----- SOURCE DATA -----
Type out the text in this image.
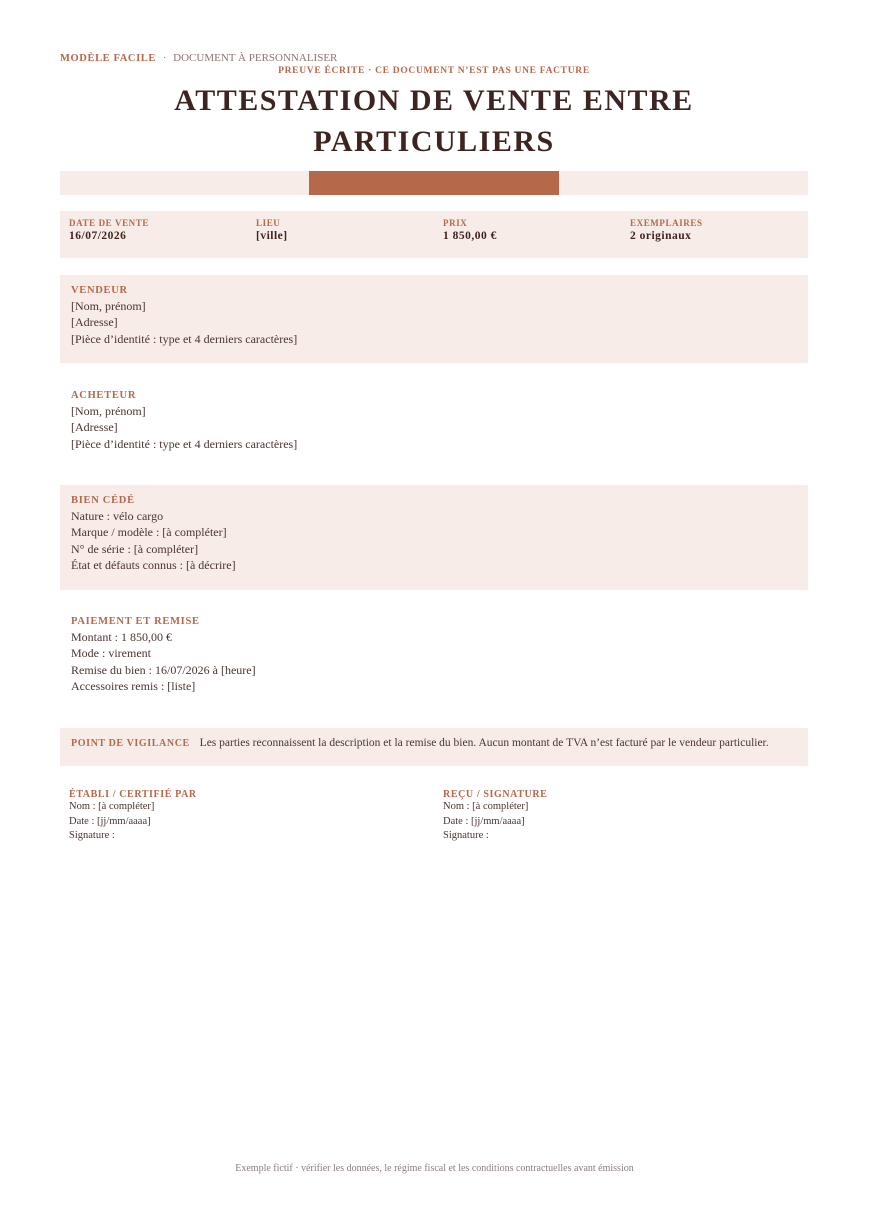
MODÈLE FACILE · DOCUMENT À PERSONNALISER
PREUVE ÉCRITE · CE DOCUMENT N’EST PAS UNE FACTURE
ATTESTATION DE VENTE ENTRE
PARTICULIERS
DATE DE VENTE
16/07/2026
LIEU
[ville]
PRIX
1 850,00 €
EXEMPLAIRES
2 originaux
VENDEUR
[Nom, prénom]
[Adresse]
[Pièce d’identité : type et 4 derniers caractères]
ACHETEUR
[Nom, prénom]
[Adresse]
[Pièce d’identité : type et 4 derniers caractères]
BIEN CÉDÉ
Nature : vélo cargo
Marque / modèle : [à compléter]
N° de série : [à compléter]
État et défauts connus : [à décrire]
PAIEMENT ET REMISE
Montant : 1 850,00 €
Mode : virement
Remise du bien : 16/07/2026 à [heure]
Accessoires remis : [liste]
POINT DE VIGILANCE Les parties reconnaissent la description et la remise du bien. Aucun montant de TVA n’est facturé par le vendeur particulier.
ÉTABLI / CERTIFIÉ PAR
Nom : [à compléter]
Date : [jj/mm/aaaa]
Signature :
REÇU / SIGNATURE
Nom : [à compléter]
Date : [jj/mm/aaaa]
Signature :
Exemple fictif · vérifier les données, le régime fiscal et les conditions contractuelles avant émission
-----
# [WHAT IS BEING ASKED]
Retype all entries exactly as they appear, dropping the images.

# [RESULT]
Type out the text in this image.
MODÈLE FACILE · DOCUMENT À PERSONNALISER
PREUVE ÉCRITE · CE DOCUMENT N’EST PAS UNE FACTURE
ATTESTATION DE VENTE ENTRE
PARTICULIERS
DATE DE VENTE
16/07/2026
LIEU
[ville]
PRIX
1 850,00 €
EXEMPLAIRES
2 originaux
VENDEUR
[Nom, prénom]
[Adresse]
[Pièce d’identité : type et 4 derniers caractères]
ACHETEUR
[Nom, prénom]
[Adresse]
[Pièce d’identité : type et 4 derniers caractères]
BIEN CÉDÉ
Nature : vélo cargo
Marque / modèle : [à compléter]
N° de série : [à compléter]
État et défauts connus : [à décrire]
PAIEMENT ET REMISE
Montant : 1 850,00 €
Mode : virement
Remise du bien : 16/07/2026 à [heure]
Accessoires remis : [liste]
POINT DE VIGILANCE Les parties reconnaissent la description et la remise du bien. Aucun montant de TVA n’est facturé par le vendeur particulier.
ÉTABLI / CERTIFIÉ PAR
Nom : [à compléter]
Date : [jj/mm/aaaa]
Signature :
REÇU / SIGNATURE
Nom : [à compléter]
Date : [jj/mm/aaaa]
Signature :
Exemple fictif · vérifier les données, le régime fiscal et les conditions contractuelles avant émission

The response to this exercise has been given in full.